Directions for this task: Write out the listing below again, precisely as it is given.

=====

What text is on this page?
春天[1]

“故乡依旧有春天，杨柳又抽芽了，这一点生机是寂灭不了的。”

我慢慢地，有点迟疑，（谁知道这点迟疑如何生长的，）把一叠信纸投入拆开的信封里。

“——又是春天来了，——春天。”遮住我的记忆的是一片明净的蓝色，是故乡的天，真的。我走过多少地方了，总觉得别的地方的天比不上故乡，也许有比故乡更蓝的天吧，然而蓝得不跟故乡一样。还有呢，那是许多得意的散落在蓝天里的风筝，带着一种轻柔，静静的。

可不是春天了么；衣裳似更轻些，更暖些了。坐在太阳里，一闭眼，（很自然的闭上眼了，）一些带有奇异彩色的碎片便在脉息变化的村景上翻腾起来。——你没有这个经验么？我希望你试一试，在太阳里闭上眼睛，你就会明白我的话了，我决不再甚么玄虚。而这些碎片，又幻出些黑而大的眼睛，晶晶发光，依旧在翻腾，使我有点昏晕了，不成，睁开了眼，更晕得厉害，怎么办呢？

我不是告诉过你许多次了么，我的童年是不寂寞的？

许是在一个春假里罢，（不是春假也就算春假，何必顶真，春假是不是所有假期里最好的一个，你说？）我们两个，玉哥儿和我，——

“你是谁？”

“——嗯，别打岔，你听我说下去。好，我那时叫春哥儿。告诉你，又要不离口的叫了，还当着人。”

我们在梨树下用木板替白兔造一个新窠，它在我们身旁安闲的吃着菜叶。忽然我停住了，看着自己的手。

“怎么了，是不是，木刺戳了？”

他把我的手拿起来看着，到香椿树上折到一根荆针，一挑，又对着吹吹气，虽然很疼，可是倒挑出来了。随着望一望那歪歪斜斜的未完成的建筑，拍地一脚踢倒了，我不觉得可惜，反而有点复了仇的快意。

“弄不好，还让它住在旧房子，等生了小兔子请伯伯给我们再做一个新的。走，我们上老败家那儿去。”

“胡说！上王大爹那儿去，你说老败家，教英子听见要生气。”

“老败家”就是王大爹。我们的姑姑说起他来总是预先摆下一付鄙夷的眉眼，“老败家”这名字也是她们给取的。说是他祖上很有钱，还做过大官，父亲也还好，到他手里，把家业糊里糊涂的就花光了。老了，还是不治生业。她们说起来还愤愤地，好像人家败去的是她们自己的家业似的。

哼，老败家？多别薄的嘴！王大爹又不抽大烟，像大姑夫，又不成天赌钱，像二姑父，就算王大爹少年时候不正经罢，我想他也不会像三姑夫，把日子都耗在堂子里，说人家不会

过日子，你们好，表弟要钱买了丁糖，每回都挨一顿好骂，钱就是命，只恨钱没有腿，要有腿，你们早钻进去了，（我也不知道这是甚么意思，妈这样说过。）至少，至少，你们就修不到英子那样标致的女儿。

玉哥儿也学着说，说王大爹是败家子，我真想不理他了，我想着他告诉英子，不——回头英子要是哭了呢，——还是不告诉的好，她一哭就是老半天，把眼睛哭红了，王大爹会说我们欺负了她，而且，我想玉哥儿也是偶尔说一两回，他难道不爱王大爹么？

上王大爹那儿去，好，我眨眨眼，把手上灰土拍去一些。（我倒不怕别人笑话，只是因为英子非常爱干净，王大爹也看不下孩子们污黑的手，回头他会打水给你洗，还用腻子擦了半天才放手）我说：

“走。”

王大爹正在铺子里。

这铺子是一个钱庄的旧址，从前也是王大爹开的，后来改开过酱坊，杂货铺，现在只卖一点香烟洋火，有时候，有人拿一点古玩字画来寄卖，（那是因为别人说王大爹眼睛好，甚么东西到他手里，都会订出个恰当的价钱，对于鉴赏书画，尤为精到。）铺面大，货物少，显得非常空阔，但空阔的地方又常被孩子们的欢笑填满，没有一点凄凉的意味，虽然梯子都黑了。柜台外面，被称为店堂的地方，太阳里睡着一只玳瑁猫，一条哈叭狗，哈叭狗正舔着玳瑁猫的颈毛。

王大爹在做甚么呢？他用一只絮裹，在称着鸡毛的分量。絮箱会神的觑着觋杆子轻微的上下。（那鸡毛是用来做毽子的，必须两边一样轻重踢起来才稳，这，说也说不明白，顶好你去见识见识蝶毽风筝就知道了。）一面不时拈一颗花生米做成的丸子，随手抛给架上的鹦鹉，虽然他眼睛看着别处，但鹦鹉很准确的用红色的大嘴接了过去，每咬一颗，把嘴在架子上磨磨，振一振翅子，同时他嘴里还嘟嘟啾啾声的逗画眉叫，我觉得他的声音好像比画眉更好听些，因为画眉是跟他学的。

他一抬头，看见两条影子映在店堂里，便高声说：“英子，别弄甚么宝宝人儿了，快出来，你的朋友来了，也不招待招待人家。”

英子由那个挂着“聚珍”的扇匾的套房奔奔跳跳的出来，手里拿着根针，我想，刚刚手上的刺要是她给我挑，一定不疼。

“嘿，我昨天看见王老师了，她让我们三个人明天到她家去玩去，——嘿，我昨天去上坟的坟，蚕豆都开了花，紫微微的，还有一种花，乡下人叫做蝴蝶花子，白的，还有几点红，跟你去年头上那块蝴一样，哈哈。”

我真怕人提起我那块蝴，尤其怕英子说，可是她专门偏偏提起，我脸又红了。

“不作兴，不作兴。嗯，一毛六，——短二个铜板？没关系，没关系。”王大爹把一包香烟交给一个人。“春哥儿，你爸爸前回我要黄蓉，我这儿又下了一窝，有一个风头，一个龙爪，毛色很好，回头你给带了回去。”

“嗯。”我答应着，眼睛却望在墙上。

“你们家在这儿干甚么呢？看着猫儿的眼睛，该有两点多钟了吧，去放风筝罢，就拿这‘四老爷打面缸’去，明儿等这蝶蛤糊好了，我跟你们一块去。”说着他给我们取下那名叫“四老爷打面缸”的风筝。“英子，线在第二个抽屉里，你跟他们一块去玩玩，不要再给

=====

Output for this exercise:
What text is on this page?
春天[1]

“故乡依旧有春天，杨柳又抽芽了，这一点生机是寂灭不了的。”

我慢慢地，有点迟疑，（谁知道这点迟疑如何生长的，）把一叠信纸投入拆开的信封里。

“——又是春天来了，——春天。”遮住我的记忆的是一片明净的蓝色，是故乡的天，真的。我走过多少地方了，总觉得别的地方的天比不上故乡，也许有比故乡更蓝的天吧，然而蓝得不跟故乡一样。还有呢，那是许多得意的散落在蓝天里的风筝，带着一种轻柔，静静的。

可不是春天了么；衣裳似更轻些，更暖些了。坐在太阳里，一闭眼，（很自然的闭上眼了，）一些带有奇异彩色的碎片便在脉息变化的村景上翻腾起来。——你没有这个经验么？我希望你试一试，在太阳里闭上眼睛，你就会明白我的话了，我决不再甚么玄虚。而这些碎片，又幻出些黑而大的眼睛，晶晶发光，依旧在翻腾，使我有点昏晕了，不成，睁开了眼，更晕得厉害，怎么办呢？

我不是告诉过你许多次了么，我的童年是不寂寞的？

许是在一个春假里罢，（不是春假也就算春假，何必顶真，春假是不是所有假期里最好的一个，你说？）我们两个，玉哥儿和我，——

“你是谁？”

“——嗯，别打岔，你听我说下去。好，我那时叫春哥儿。告诉你，又要不离口的叫了，还当着人。”

我们在梨树下用木板替白兔造一个新窠，它在我们身旁安闲的吃着菜叶。忽然我停住了，看着自己的手。

“怎么了，是不是，木刺戳了？”

他把我的手拿起来看着，到香椿树上折到一根荆针，一挑，又对着吹吹气，虽然很疼，可是倒挑出来了。随着望一望那歪歪斜斜的未完成的建筑，拍地一脚踢倒了，我不觉得可惜，反而有点复了仇的快意。

“弄不好，还让它住在旧房子，等生了小兔子请伯伯给我们再做一个新的。走，我们上老败家那儿去。”

“胡说！上王大爹那儿去，你说老败家，教英子听见要生气。”

“老败家”就是王大爹。我们的姑姑说起他来总是预先摆下一付鄙夷的眉眼，“老败家”这名字也是她们给取的。说是他祖上很有钱，还做过大官，父亲也还好，到他手里，把家业糊里糊涂的就花光了。老了，还是不治生业。她们说起来还愤愤地，好像人家败去的是她们自己的家业似的。

哼，老败家？多别薄的嘴！王大爹又不抽大烟，像大姑夫，又不成天赌钱，像二姑父，就算王大爹少年时候不正经罢，我想他也不会像三姑夫，把日子都耗在堂子里，说人家不会

过日子，你们好，表弟要钱买了丁糖，每回都挨一顿好骂，钱就是命，只恨钱没有腿，要有腿，你们早钻进去了，（我也不知道这是甚么意思，妈这样说过。）至少，至少，你们就修不到英子那样标致的女儿。

玉哥儿也学着说，说王大爹是败家子，我真想不理他了，我想着他告诉英子，不——回头英子要是哭了呢，——还是不告诉的好，她一哭就是老半天，把眼睛哭红了，王大爹会说我们欺负了她，而且，我想玉哥儿也是偶尔说一两回，他难道不爱王大爹么？

上王大爹那儿去，好，我眨眨眼，把手上灰土拍去一些。（我倒不怕别人笑话，只是因为英子非常爱干净，王大爹也看不下孩子们污黑的手，回头他会打水给你洗，还用腻子擦了半天才放手）我说：

“走。”

王大爹正在铺子里。

这铺子是一个钱庄的旧址，从前也是王大爹开的，后来改开过酱坊，杂货铺，现在只卖一点香烟洋火，有时候，有人拿一点古玩字画来寄卖，（那是因为别人说王大爹眼睛好，甚么东西到他手里，都会订出个恰当的价钱，对于鉴赏书画，尤为精到。）铺面大，货物少，显得非常空阔，但空阔的地方又常被孩子们的欢笑填满，没有一点凄凉的意味，虽然梯子都黑了。柜台外面，被称为店堂的地方，太阳里睡着一只玳瑁猫，一条哈叭狗，哈叭狗正舔着玳瑁猫的颈毛。

王大爹在做甚么呢？他用一只絮裹，在称着鸡毛的分量。絮箱会神的觑着觋杆子轻微的上下。（那鸡毛是用来做毽子的，必须两边一样轻重踢起来才稳，这，说也说不明白，顶好你去见识见识蝶毽风筝就知道了。）一面不时拈一颗花生米做成的丸子，随手抛给架上的鹦鹉，虽然他眼睛看着别处，但鹦鹉很准确的用红色的大嘴接了过去，每咬一颗，把嘴在架子上磨磨，振一振翅子，同时他嘴里还嘟嘟啾啾声的逗画眉叫，我觉得他的声音好像比画眉更好听些，因为画眉是跟他学的。

他一抬头，看见两条影子映在店堂里，便高声说：“英子，别弄甚么宝宝人儿了，快出来，你的朋友来了，也不招待招待人家。”

英子由那个挂着“聚珍”的扇匾的套房奔奔跳跳的出来，手里拿着根针，我想，刚刚手上的刺要是她给我挑，一定不疼。

“嘿，我昨天看见王老师了，她让我们三个人明天到她家去玩去，——嘿，我昨天去上坟的坟，蚕豆都开了花，紫微微的，还有一种花，乡下人叫做蝴蝶花子，白的，还有几点红，跟你去年头上那块蝴一样，哈哈。”

我真怕人提起我那块蝴，尤其怕英子说，可是她专门偏偏提起，我脸又红了。

“不作兴，不作兴。嗯，一毛六，——短二个铜板？没关系，没关系。”王大爹把一包香烟交给一个人。“春哥儿，你爸爸前回我要黄蓉，我这儿又下了一窝，有一个风头，一个龙爪，毛色很好，回头你给带了回去。”

“嗯。”我答应着，眼睛却望在墙上。

“你们家在这儿干甚么呢？看着猫儿的眼睛，该有两点多钟了吧，去放风筝罢，就拿这‘四老爷打面缸’去，明儿等这蝶蛤糊好了，我跟你们一块去。”说着他给我们取下那名叫“四老爷打面缸”的风筝。“英子，线在第二个抽屉里，你跟他们一块去玩玩，不要再给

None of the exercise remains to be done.